-- Given instruction --
Lines that include the word "headline" are the ones to copy.
** begin Source records **
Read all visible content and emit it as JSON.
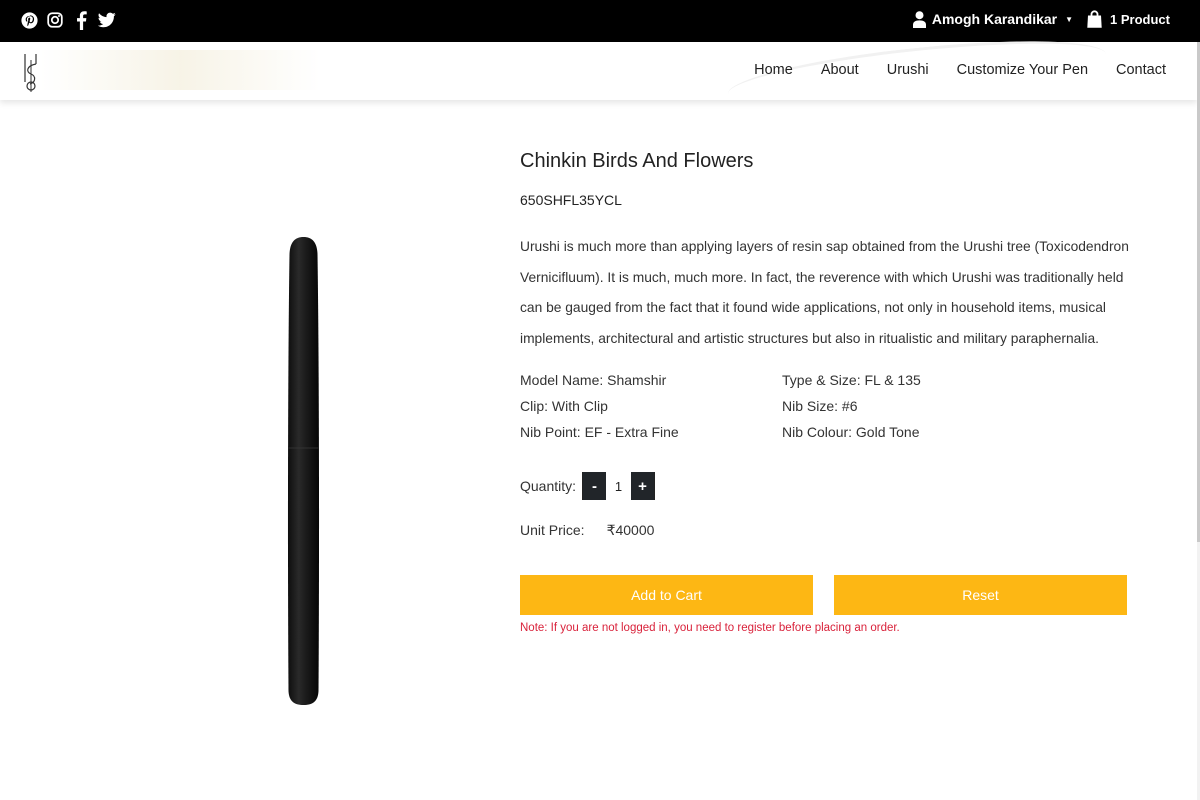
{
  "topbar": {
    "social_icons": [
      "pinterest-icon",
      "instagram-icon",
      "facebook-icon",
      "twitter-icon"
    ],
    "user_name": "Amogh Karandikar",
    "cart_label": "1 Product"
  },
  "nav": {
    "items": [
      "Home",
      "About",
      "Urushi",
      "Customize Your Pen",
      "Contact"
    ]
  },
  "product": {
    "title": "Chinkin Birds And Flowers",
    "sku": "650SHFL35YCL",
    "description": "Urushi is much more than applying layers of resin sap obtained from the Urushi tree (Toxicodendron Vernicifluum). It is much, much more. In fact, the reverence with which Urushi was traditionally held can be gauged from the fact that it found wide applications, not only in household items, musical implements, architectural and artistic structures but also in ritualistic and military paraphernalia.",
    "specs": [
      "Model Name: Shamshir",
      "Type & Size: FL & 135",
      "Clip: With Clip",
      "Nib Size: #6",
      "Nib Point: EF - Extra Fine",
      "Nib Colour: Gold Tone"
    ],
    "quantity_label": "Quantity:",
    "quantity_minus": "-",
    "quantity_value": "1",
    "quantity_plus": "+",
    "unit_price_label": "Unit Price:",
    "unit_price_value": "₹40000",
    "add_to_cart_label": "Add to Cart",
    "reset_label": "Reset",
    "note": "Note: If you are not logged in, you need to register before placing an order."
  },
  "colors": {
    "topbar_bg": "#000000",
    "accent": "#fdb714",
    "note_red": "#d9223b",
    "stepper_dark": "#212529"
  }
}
** end Source records **
** begin Source records **
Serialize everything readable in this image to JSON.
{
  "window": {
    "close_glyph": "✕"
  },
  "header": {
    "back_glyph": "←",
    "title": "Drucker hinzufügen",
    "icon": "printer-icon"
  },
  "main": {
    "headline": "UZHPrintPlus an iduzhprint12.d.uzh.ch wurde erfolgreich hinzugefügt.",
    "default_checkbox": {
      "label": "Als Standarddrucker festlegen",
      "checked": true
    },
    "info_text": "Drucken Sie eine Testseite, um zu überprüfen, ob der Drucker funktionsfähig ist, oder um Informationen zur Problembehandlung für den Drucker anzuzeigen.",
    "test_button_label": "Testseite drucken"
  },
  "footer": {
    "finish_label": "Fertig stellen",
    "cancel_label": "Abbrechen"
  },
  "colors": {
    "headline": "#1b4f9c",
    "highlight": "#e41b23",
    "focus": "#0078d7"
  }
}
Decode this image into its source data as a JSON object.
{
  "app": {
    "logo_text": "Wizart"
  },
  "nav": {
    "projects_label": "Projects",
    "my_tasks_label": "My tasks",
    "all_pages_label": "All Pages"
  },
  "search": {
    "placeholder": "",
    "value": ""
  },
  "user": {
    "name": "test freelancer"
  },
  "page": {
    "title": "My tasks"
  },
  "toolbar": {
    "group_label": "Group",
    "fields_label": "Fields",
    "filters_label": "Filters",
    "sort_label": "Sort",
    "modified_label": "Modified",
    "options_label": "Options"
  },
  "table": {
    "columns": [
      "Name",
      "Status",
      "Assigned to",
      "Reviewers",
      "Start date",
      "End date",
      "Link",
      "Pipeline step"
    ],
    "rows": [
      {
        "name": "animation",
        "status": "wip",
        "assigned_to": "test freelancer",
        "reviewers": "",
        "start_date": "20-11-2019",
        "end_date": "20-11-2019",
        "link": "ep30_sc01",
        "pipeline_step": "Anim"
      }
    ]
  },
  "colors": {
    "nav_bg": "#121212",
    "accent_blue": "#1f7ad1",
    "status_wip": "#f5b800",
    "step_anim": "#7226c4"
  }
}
** end Source records **
** begin Source records **
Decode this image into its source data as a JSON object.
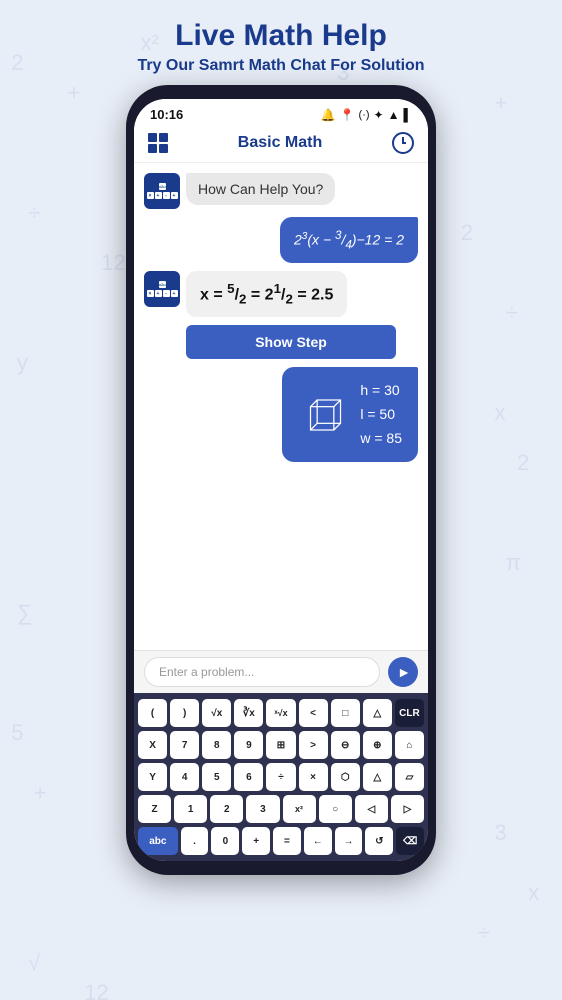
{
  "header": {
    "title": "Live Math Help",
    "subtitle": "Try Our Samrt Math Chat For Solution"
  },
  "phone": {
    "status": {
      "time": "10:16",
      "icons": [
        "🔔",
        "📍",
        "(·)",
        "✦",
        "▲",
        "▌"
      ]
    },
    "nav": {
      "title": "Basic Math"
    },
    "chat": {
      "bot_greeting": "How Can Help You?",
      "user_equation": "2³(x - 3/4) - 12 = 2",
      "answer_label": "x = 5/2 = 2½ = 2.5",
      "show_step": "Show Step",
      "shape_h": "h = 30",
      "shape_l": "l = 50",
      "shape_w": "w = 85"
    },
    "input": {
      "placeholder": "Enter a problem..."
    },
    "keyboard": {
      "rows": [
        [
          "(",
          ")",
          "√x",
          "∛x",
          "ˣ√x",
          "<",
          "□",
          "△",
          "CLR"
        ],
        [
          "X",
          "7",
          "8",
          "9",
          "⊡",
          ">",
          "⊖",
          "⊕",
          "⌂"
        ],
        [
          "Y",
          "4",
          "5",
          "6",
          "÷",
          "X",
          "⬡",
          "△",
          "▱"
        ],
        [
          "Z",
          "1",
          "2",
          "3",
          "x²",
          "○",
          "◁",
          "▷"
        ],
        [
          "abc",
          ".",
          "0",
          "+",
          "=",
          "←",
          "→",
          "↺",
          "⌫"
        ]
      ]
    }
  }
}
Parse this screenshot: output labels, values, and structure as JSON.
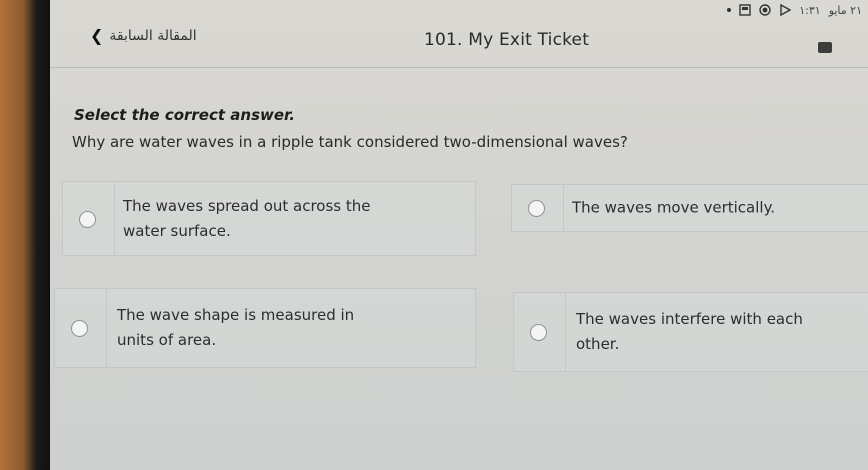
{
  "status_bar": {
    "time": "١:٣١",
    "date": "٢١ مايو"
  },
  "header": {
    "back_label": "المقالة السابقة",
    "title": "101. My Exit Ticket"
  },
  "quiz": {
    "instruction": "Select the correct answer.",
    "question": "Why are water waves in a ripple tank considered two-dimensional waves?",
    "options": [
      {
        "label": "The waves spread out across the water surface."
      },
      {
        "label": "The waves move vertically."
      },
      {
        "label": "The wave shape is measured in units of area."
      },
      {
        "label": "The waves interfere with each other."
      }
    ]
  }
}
** end Source records **
-- Exercise solution --
    "headline": "UZHPrintPlus an iduzhprint12.d.uzh.ch wurde erfolgreich hinzugefügt.",
    "headline": "#1b4f9c",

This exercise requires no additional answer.